--- Short exercise ---
Report how many lines below contain the word "Relational". Give only the number.

# # #

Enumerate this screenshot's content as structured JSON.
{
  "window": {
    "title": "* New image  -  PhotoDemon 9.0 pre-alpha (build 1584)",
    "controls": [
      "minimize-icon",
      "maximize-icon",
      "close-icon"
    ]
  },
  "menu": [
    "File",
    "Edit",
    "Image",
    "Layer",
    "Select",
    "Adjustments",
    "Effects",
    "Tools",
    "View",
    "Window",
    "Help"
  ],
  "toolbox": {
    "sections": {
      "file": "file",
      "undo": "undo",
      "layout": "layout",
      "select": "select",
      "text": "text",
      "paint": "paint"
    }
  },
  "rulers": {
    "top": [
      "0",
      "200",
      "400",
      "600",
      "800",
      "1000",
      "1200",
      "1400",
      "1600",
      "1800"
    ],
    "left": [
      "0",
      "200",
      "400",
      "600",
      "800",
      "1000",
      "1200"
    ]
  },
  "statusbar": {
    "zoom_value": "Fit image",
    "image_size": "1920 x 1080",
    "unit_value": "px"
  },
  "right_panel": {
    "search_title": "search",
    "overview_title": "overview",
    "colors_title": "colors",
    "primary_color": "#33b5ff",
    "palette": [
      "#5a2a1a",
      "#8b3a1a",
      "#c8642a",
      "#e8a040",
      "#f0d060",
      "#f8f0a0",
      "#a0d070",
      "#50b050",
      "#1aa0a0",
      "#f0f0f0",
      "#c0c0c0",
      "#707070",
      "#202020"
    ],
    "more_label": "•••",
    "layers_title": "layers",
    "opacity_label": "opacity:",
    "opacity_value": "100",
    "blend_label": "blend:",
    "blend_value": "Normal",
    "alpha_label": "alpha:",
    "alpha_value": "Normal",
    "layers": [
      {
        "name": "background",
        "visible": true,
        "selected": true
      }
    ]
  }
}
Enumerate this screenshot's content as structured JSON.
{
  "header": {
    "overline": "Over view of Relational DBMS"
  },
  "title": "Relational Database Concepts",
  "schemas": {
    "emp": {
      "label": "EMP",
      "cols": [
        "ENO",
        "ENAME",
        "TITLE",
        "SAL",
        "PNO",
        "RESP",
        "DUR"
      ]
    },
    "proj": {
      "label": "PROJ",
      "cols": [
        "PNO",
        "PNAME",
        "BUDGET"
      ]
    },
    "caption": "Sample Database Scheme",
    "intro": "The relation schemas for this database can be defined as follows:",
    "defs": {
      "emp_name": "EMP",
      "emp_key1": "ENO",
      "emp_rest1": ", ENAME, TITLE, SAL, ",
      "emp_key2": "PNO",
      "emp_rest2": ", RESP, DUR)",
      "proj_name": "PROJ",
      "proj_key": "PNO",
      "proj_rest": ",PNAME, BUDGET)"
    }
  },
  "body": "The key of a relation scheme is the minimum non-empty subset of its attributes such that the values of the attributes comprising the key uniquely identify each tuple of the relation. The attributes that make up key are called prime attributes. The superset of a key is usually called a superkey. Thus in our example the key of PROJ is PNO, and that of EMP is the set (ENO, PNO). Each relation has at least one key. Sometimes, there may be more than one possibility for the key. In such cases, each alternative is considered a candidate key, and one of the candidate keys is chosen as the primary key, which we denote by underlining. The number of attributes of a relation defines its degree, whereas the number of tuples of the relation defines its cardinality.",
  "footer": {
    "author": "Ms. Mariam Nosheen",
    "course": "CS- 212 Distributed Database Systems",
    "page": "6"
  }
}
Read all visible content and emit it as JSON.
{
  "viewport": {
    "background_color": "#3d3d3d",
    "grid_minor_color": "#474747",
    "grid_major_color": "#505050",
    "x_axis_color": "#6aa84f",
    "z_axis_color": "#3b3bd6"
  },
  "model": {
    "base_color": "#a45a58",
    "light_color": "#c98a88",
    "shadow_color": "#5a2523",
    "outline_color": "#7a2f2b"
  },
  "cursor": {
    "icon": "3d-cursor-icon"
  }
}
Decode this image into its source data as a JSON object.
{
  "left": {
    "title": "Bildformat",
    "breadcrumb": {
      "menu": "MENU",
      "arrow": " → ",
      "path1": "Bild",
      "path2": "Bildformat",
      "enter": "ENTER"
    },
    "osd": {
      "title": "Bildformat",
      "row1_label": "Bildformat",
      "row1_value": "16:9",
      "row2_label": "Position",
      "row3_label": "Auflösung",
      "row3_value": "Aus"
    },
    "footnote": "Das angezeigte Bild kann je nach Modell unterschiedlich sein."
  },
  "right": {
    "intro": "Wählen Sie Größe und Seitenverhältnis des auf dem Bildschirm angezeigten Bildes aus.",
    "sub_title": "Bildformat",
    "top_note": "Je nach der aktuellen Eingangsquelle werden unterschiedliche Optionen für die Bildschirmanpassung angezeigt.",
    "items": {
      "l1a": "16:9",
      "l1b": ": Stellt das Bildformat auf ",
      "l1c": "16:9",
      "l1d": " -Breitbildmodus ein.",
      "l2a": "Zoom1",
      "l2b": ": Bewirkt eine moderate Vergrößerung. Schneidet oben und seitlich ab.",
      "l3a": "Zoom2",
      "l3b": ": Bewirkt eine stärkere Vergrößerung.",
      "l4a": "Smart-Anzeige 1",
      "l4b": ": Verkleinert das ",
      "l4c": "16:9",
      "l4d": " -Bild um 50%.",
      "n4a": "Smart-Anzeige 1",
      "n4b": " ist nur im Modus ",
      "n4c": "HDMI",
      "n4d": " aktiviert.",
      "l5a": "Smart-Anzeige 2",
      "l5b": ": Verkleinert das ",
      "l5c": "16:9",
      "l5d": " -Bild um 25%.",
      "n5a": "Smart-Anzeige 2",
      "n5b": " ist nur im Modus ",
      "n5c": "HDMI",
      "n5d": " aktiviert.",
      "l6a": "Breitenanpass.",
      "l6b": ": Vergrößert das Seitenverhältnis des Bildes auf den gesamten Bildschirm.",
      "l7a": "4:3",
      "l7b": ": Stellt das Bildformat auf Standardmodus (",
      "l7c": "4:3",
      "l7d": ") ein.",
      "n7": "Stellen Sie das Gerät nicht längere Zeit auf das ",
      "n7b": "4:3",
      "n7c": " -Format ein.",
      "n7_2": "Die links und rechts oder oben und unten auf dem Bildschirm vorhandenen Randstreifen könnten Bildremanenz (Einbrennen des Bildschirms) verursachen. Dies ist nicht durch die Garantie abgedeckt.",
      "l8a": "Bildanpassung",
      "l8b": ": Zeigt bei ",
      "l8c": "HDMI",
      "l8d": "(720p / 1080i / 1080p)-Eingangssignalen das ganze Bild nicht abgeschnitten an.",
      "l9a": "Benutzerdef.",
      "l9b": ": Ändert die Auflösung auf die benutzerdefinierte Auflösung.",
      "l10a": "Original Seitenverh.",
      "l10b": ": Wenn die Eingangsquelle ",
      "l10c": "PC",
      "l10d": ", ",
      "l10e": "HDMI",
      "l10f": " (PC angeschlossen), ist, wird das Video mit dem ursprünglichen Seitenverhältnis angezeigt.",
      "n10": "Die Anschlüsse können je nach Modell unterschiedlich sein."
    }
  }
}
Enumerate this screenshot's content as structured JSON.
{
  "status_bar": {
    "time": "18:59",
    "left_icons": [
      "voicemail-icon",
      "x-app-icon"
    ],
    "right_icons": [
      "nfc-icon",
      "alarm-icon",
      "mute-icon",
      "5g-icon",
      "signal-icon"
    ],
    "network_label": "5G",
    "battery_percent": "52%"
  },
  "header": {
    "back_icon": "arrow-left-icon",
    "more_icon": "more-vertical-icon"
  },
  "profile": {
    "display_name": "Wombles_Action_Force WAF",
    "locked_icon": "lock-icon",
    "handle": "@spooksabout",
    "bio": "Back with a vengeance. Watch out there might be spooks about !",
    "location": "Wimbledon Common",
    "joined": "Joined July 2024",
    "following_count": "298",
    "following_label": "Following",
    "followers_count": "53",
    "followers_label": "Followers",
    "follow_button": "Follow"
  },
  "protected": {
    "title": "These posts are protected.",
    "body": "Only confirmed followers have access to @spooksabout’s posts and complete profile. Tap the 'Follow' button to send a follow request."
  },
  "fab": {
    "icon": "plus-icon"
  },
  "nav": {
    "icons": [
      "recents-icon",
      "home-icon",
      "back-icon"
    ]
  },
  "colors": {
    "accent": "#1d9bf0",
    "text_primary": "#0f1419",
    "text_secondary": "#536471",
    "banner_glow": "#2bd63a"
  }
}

# # #

--- Task solution ---
2